* **Dataset content**
-------------------------
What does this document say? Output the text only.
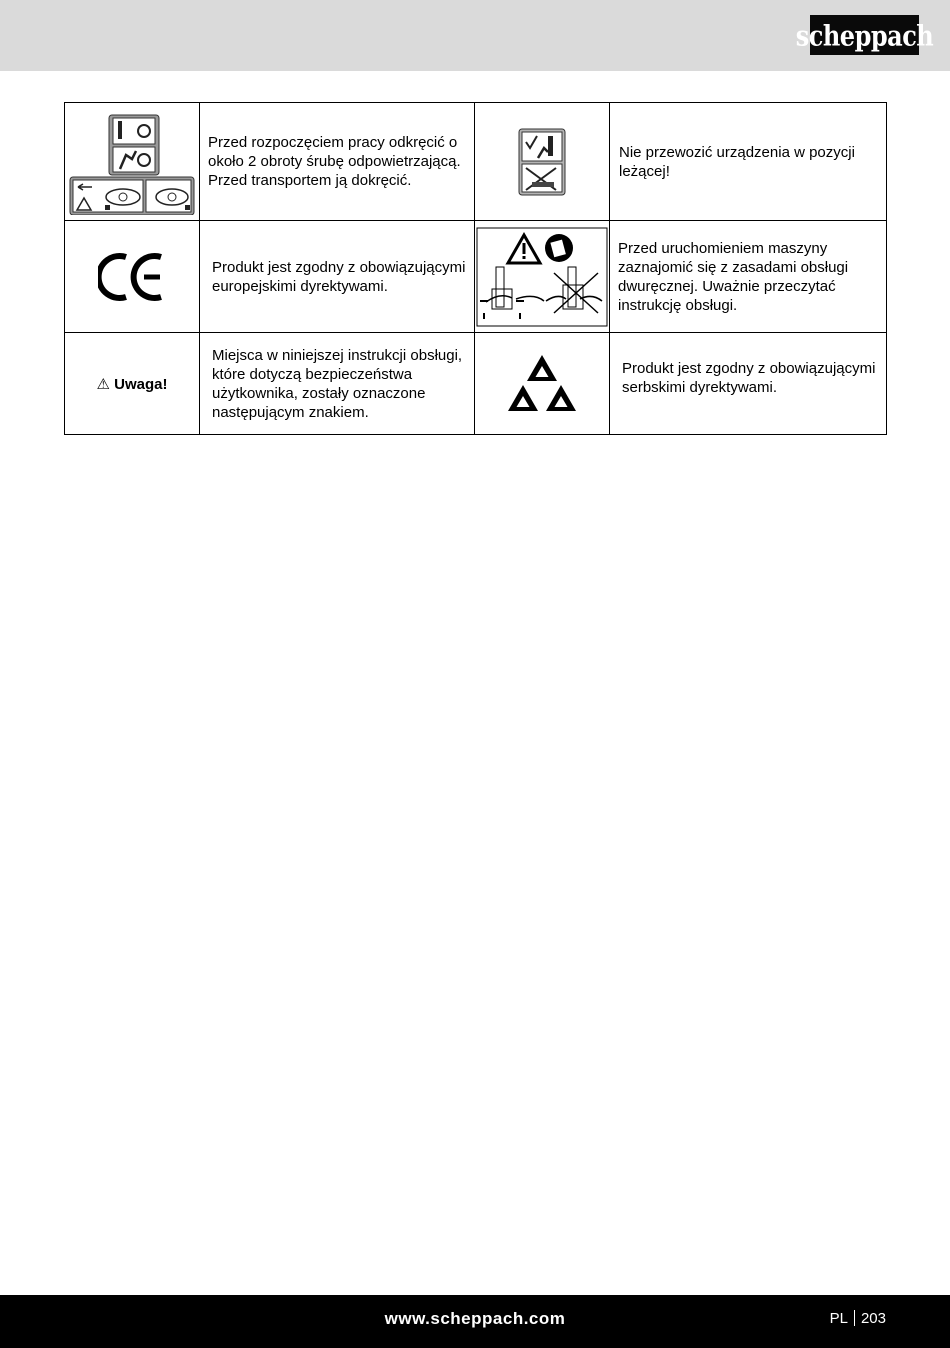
scheppach

Przed rozpoczęciem pracy odkręcić o około 2 obroty śrubę odpowietrzającą. Przed transportem ją dokręcić.		Nie przewozić urządzenia w pozycji leżącej!

Produkt jest zgodny z obowiązującymi europejskimi dyrektywami.		Przed uruchomieniem maszyny zaznajomić się z zasadami obsługi dwuręcznej. Uważnie przeczytać instrukcję obsługi.

⚠ Uwaga!	Miejsca w niniejszej instrukcji obsługi, które dotyczą bezpieczeństwa użytkownika, zostały oznaczone następującym znakiem.		Produkt jest zgodny z obowiązującymi serbskimi dyrektywami.
www.scheppach.com	PL 203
-------------------------
* **Set problem**
Give an exact copy of the material, leaving out every picture.

* **Response for this exercise**
What does this document say? Output the text only.
scheppach

Przed rozpoczęciem pracy odkręcić o około 2 obroty śrubę odpowietrzającą. Przed transportem ją dokręcić.		Nie przewozić urządzenia w pozycji leżącej!

Produkt jest zgodny z obowiązującymi europejskimi dyrektywami.		Przed uruchomieniem maszyny zaznajomić się z zasadami obsługi dwuręcznej. Uważnie przeczytać instrukcję obsługi.

⚠ Uwaga!	Miejsca w niniejszej instrukcji obsługi, które dotyczą bezpieczeństwa użytkownika, zostały oznaczone następującym znakiem.		Produkt jest zgodny z obowiązującymi serbskimi dyrektywami.
www.scheppach.com	PL 203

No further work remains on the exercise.